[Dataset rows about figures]
----------

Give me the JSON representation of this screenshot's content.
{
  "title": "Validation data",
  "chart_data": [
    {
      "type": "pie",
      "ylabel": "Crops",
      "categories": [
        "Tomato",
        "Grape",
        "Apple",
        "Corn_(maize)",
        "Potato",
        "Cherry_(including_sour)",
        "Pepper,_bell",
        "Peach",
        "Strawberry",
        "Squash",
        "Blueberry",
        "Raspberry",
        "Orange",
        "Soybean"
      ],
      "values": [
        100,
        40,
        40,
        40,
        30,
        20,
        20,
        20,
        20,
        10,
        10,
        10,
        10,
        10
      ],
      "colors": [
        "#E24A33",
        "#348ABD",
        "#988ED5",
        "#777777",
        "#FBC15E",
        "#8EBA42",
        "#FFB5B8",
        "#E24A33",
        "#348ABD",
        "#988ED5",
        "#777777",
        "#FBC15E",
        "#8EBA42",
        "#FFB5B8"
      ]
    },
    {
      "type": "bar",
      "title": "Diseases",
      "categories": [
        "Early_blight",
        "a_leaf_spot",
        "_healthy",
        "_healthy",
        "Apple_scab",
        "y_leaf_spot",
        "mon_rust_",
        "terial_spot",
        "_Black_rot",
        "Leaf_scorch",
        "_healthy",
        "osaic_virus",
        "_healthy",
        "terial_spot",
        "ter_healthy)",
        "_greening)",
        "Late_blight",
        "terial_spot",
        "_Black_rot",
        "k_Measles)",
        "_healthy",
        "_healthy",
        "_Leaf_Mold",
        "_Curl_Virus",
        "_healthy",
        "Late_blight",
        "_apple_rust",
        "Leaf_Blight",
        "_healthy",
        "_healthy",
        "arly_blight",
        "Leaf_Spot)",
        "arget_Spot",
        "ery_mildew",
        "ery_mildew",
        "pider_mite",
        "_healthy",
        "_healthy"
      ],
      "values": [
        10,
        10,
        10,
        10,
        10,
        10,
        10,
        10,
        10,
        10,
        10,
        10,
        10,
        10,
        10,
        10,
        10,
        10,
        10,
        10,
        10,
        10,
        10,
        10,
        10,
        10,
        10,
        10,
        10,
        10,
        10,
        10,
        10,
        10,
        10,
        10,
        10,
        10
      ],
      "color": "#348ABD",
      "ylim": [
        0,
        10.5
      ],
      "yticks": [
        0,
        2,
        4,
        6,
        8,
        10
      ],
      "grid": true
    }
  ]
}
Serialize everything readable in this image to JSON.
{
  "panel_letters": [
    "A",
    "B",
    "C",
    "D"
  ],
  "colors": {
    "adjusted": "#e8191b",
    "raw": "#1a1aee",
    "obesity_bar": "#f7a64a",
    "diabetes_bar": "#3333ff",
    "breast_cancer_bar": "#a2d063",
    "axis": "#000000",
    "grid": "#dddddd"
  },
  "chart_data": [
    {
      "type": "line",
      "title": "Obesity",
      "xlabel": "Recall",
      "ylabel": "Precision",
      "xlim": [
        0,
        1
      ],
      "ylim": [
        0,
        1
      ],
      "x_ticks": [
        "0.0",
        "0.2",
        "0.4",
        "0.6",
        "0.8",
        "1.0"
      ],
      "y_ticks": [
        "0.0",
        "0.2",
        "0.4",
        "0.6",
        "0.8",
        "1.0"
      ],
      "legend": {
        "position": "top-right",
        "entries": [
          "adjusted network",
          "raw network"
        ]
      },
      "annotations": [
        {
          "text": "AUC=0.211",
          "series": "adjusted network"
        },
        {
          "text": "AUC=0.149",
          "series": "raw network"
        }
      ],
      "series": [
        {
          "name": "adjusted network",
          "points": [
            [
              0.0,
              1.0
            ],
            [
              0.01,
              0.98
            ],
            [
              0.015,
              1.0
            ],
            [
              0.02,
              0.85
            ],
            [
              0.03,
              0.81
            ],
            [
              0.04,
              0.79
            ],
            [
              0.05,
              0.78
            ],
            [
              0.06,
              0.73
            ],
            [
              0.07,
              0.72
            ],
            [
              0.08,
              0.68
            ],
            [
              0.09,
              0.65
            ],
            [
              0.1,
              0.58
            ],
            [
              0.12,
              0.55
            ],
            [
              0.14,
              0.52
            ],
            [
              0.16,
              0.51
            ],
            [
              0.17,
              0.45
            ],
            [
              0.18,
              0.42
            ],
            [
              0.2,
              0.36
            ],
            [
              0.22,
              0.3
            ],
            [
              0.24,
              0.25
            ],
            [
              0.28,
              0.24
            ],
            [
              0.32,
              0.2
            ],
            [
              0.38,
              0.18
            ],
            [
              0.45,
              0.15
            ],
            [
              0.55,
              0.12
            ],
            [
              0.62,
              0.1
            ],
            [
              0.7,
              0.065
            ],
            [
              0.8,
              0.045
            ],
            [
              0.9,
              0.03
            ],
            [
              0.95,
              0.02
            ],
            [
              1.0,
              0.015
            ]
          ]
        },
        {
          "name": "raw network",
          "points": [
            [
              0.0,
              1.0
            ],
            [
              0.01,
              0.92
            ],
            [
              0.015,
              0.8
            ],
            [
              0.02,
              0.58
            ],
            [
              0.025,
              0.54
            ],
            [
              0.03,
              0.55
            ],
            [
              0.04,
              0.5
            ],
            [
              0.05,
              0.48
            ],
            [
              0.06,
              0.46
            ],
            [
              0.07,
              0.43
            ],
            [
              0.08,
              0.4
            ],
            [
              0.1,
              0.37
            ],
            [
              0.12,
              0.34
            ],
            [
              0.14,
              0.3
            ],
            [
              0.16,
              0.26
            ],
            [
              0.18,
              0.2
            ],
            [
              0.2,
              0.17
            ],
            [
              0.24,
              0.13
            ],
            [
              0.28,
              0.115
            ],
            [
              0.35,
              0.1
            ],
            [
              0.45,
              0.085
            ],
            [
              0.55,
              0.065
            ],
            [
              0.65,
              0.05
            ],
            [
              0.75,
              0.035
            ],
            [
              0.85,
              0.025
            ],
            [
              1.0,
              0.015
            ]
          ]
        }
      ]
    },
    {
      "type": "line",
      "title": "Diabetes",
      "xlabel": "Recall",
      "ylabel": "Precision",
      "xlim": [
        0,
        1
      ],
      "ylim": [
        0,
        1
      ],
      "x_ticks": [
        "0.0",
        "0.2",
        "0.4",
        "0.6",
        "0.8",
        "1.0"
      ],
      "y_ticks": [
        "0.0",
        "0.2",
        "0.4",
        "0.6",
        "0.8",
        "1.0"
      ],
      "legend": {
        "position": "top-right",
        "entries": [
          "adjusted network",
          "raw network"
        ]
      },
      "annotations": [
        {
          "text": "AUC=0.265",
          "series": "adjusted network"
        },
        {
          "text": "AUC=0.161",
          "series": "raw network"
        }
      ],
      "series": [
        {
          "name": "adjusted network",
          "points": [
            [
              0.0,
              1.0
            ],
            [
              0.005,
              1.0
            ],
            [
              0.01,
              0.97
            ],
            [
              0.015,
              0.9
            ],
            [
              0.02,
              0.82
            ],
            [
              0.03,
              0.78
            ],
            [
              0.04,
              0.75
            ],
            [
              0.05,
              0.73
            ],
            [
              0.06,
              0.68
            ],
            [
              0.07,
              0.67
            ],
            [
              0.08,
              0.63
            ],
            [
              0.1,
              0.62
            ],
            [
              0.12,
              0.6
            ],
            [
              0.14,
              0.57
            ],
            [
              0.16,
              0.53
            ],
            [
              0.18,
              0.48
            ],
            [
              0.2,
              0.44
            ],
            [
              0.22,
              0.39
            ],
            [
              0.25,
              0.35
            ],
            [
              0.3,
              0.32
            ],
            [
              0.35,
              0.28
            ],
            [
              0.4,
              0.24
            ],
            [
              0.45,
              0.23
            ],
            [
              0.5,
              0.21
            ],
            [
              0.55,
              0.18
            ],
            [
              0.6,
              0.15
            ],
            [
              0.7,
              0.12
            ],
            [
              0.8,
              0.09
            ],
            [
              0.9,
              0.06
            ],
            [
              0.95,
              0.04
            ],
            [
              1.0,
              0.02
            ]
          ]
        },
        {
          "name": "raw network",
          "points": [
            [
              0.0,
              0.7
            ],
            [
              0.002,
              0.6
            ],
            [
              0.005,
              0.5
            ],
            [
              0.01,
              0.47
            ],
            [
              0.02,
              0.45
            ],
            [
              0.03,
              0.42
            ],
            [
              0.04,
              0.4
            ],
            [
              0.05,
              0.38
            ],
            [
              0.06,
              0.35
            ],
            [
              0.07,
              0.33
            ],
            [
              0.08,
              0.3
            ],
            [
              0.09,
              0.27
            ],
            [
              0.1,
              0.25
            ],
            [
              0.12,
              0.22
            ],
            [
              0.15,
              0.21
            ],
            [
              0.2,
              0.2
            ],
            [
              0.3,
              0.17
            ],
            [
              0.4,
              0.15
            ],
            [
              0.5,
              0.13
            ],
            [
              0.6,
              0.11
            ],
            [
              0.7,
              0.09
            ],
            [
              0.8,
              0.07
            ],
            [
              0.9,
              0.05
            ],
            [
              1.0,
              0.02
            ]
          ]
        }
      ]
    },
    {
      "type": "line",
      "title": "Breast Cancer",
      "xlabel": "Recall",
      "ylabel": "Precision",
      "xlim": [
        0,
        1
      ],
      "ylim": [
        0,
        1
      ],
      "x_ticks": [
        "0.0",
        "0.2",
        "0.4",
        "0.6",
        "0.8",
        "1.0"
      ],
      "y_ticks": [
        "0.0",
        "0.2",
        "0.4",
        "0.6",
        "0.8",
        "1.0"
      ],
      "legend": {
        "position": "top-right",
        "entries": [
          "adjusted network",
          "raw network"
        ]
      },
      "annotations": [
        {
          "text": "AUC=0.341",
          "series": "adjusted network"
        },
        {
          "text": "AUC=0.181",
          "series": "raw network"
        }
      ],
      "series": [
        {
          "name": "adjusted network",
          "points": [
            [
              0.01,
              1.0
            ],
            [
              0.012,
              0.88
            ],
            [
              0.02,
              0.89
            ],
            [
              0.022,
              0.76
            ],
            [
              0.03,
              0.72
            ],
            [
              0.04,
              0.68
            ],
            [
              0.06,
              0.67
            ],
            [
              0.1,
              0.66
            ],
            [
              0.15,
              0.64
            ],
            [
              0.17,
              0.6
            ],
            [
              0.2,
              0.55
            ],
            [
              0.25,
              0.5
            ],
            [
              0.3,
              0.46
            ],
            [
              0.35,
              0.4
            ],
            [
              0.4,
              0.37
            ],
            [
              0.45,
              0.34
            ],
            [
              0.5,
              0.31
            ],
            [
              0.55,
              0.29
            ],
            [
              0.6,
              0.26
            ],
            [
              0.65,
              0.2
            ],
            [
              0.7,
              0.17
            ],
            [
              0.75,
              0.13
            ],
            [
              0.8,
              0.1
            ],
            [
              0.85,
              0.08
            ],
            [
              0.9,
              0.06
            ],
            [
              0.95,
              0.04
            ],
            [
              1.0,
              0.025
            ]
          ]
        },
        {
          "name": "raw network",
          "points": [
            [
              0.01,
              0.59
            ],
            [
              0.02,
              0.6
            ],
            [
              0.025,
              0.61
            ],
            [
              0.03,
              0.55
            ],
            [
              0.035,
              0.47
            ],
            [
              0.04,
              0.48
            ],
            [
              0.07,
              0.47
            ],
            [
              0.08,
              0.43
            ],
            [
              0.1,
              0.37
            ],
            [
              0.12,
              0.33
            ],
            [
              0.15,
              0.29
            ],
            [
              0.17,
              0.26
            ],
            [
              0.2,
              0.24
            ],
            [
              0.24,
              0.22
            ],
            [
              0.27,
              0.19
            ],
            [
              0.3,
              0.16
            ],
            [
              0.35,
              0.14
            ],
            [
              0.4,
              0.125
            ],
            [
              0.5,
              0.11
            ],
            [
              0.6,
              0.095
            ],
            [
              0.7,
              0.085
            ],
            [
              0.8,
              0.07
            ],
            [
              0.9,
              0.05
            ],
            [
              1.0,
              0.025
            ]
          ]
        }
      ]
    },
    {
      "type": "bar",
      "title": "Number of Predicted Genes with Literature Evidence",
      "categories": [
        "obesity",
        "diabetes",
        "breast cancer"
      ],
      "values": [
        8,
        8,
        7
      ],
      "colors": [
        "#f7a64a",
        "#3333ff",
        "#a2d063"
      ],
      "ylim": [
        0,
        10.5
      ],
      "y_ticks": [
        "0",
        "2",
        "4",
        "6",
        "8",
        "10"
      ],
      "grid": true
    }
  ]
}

----------

Read through the entries, then copy every line where the string "JSON" is found.

Give me the JSON representation of this screenshot's content.
Serialize everything readable in this image to JSON.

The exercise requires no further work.